» **BRIEF**
Reproduce every entry that follows word for word, but omit the images.

» **PROVIDED DATA**
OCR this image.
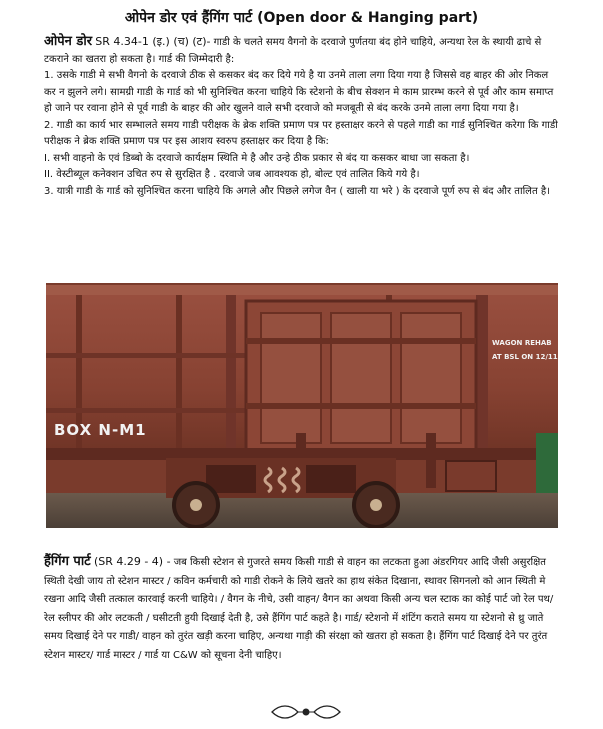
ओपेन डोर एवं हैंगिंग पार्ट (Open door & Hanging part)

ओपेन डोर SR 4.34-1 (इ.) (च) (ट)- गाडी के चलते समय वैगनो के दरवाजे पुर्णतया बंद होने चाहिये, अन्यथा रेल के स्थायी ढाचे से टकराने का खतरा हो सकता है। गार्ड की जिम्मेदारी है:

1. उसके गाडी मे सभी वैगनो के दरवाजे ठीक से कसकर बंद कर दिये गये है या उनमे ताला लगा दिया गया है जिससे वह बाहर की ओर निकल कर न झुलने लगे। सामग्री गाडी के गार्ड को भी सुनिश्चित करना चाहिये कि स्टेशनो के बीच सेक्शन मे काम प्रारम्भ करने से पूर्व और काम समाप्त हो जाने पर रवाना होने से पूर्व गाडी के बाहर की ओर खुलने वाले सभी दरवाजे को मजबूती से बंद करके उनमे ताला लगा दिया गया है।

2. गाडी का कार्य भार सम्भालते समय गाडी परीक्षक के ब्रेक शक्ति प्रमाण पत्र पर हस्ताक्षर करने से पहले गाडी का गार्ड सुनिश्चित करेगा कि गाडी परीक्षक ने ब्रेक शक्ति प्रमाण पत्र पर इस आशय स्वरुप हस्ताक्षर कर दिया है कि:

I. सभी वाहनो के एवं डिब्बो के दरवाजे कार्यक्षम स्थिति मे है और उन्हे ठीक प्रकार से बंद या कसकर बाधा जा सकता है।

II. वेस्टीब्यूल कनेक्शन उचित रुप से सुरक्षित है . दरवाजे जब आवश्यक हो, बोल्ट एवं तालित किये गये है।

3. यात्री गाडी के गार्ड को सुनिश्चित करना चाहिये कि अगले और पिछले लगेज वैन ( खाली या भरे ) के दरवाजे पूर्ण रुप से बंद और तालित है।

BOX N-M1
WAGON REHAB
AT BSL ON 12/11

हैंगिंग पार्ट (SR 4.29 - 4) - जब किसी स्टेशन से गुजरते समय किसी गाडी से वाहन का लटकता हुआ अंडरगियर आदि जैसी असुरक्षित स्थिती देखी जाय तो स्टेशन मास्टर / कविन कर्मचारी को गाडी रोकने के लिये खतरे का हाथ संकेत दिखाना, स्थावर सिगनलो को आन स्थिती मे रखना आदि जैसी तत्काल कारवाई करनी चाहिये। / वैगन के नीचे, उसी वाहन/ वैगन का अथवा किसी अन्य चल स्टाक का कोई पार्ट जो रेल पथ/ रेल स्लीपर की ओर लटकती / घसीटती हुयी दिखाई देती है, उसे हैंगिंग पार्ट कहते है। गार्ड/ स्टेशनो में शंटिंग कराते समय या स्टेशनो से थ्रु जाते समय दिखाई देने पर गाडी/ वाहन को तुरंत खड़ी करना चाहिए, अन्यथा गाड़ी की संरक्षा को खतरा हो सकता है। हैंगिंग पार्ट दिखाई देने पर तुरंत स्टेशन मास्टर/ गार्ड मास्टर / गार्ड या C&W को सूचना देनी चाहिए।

» **SOLUTION FOR THIS EXERCISE**
OCR this image.
ओपेन डोर एवं हैंगिंग पार्ट (Open door & Hanging part)

ओपेन डोर SR 4.34-1 (इ.) (च) (ट)- गाडी के चलते समय वैगनो के दरवाजे पुर्णतया बंद होने चाहिये, अन्यथा रेल के स्थायी ढाचे से टकराने का खतरा हो सकता है। गार्ड की जिम्मेदारी है:

1. उसके गाडी मे सभी वैगनो के दरवाजे ठीक से कसकर बंद कर दिये गये है या उनमे ताला लगा दिया गया है जिससे वह बाहर की ओर निकल कर न झुलने लगे। सामग्री गाडी के गार्ड को भी सुनिश्चित करना चाहिये कि स्टेशनो के बीच सेक्शन मे काम प्रारम्भ करने से पूर्व और काम समाप्त हो जाने पर रवाना होने से पूर्व गाडी के बाहर की ओर खुलने वाले सभी दरवाजे को मजबूती से बंद करके उनमे ताला लगा दिया गया है।

2. गाडी का कार्य भार सम्भालते समय गाडी परीक्षक के ब्रेक शक्ति प्रमाण पत्र पर हस्ताक्षर करने से पहले गाडी का गार्ड सुनिश्चित करेगा कि गाडी परीक्षक ने ब्रेक शक्ति प्रमाण पत्र पर इस आशय स्वरुप हस्ताक्षर कर दिया है कि:

I. सभी वाहनो के एवं डिब्बो के दरवाजे कार्यक्षम स्थिति मे है और उन्हे ठीक प्रकार से बंद या कसकर बाधा जा सकता है।

II. वेस्टीब्यूल कनेक्शन उचित रुप से सुरक्षित है . दरवाजे जब आवश्यक हो, बोल्ट एवं तालित किये गये है।

3. यात्री गाडी के गार्ड को सुनिश्चित करना चाहिये कि अगले और पिछले लगेज वैन ( खाली या भरे ) के दरवाजे पूर्ण रुप से बंद और तालित है।

BOX N-M1
WAGON REHAB
AT BSL ON 12/11

हैंगिंग पार्ट (SR 4.29 - 4) - जब किसी स्टेशन से गुजरते समय किसी गाडी से वाहन का लटकता हुआ अंडरगियर आदि जैसी असुरक्षित स्थिती देखी जाय तो स्टेशन मास्टर / कविन कर्मचारी को गाडी रोकने के लिये खतरे का हाथ संकेत दिखाना, स्थावर सिगनलो को आन स्थिती मे रखना आदि जैसी तत्काल कारवाई करनी चाहिये। / वैगन के नीचे, उसी वाहन/ वैगन का अथवा किसी अन्य चल स्टाक का कोई पार्ट जो रेल पथ/ रेल स्लीपर की ओर लटकती / घसीटती हुयी दिखाई देती है, उसे हैंगिंग पार्ट कहते है। गार्ड/ स्टेशनो में शंटिंग कराते समय या स्टेशनो से थ्रु जाते समय दिखाई देने पर गाडी/ वाहन को तुरंत खड़ी करना चाहिए, अन्यथा गाड़ी की संरक्षा को खतरा हो सकता है। हैंगिंग पार्ट दिखाई देने पर तुरंत स्टेशन मास्टर/ गार्ड मास्टर / गार्ड या C&W को सूचना देनी चाहिए।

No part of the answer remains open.